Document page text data
────────

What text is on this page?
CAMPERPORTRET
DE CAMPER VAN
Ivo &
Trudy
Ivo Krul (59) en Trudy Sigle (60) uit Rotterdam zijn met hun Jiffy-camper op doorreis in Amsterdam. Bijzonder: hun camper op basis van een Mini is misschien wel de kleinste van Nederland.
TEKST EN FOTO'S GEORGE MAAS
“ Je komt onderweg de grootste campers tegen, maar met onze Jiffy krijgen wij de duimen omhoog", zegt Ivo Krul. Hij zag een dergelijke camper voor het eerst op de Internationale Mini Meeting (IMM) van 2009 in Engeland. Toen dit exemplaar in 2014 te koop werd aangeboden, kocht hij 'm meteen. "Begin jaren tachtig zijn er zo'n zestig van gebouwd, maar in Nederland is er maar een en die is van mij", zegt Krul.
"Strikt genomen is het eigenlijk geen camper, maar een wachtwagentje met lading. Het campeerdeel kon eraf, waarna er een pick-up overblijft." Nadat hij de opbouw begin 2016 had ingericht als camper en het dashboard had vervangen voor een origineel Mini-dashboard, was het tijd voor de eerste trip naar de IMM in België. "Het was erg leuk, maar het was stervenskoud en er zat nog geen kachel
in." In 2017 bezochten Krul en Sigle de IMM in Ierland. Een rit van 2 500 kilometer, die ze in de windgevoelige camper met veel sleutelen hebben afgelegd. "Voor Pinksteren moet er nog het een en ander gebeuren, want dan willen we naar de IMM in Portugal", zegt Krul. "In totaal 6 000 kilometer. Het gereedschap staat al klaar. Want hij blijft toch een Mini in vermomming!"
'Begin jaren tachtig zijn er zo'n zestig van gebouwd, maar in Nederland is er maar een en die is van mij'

────────

WHAT YOU NEED TO DO
The whole set of records needs to be written out exactly.

PROBLEM SOLUTION
What text is on this page?
CAMPERPORTRET
DE CAMPER VAN
Ivo &
Trudy
Ivo Krul (59) en Trudy Sigle (60) uit Rotterdam zijn met hun Jiffy-camper op doorreis in Amsterdam. Bijzonder: hun camper op basis van een Mini is misschien wel de kleinste van Nederland.
TEKST EN FOTO'S GEORGE MAAS
“ Je komt onderweg de grootste campers tegen, maar met onze Jiffy krijgen wij de duimen omhoog", zegt Ivo Krul. Hij zag een dergelijke camper voor het eerst op de Internationale Mini Meeting (IMM) van 2009 in Engeland. Toen dit exemplaar in 2014 te koop werd aangeboden, kocht hij 'm meteen. "Begin jaren tachtig zijn er zo'n zestig van gebouwd, maar in Nederland is er maar een en die is van mij", zegt Krul.
"Strikt genomen is het eigenlijk geen camper, maar een wachtwagentje met lading. Het campeerdeel kon eraf, waarna er een pick-up overblijft." Nadat hij de opbouw begin 2016 had ingericht als camper en het dashboard had vervangen voor een origineel Mini-dashboard, was het tijd voor de eerste trip naar de IMM in België. "Het was erg leuk, maar het was stervenskoud en er zat nog geen kachel
in." In 2017 bezochten Krul en Sigle de IMM in Ierland. Een rit van 2 500 kilometer, die ze in de windgevoelige camper met veel sleutelen hebben afgelegd. "Voor Pinksteren moet er nog het een en ander gebeuren, want dan willen we naar de IMM in Portugal", zegt Krul. "In totaal 6 000 kilometer. Het gereedschap staat al klaar. Want hij blijft toch een Mini in vermomming!"
'Begin jaren tachtig zijn er zo'n zestig van gebouwd, maar in Nederland is er maar een en die is van mij'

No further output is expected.